■ EXCERPTED TEXT
NTA UGC NET Aug 2024 Paper-2

Question 13

Consider a CSMA/CD network that transmits data at the rate of 100 Mbps over a 1 Kilometre cable with no repeater. If the minimum frame size required for this network is 1250 bytes, what is the signal speed (km/sec) in the cable.

A	8000
B	16000
C	12000
D	20000

computer-networksCSMA/CD

Question 13 Explanation:

To calculate the signal speed (in km/sec) in the cable, we need to use the relationship between the transmission speed, propagation delay, and frame size in a CSMA/CD network.

■ AVAILABLE DATA
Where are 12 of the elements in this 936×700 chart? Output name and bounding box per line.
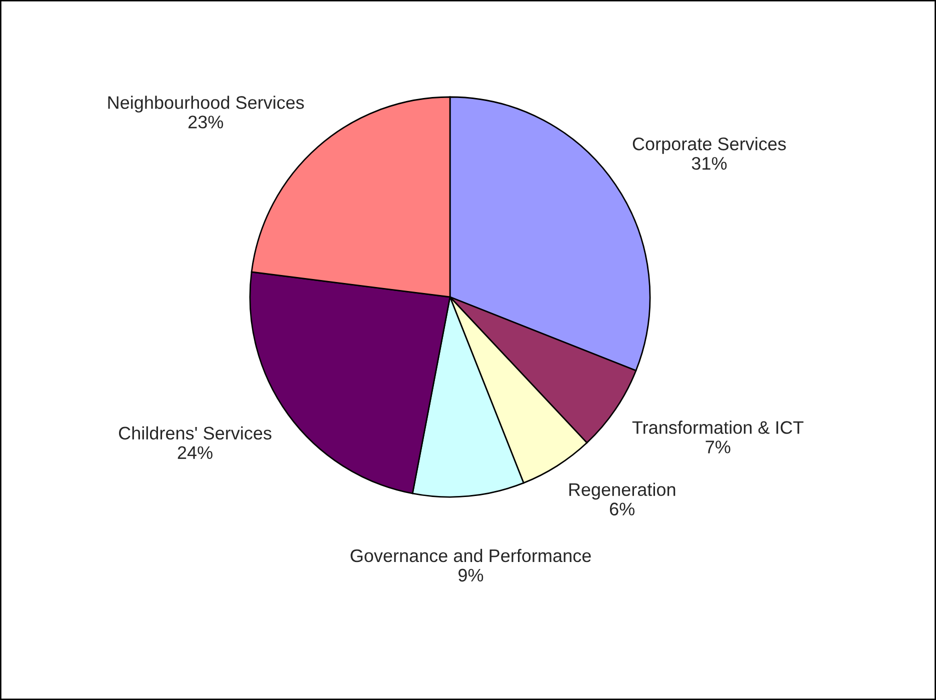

■ PROBLEM REQUIREMENTS
Please summarize the CSMA/CD question above in two sentences.

■ RESULT OF THIS TASK
Question 13 of NTA UGC NET Aug 2024 Paper-2 describes a CSMA/CD network that transmits data at 100 Mbps over a 1-kilometer cable with no repeater and a minimum frame size of 1250 bytes. It asks for the signal speed in the cable in km/sec, offering 8000, 16000, 12000 and 20000 as choices, and its explanation says the calculation relies on the relationship between transmission speed, propagation delay and frame size.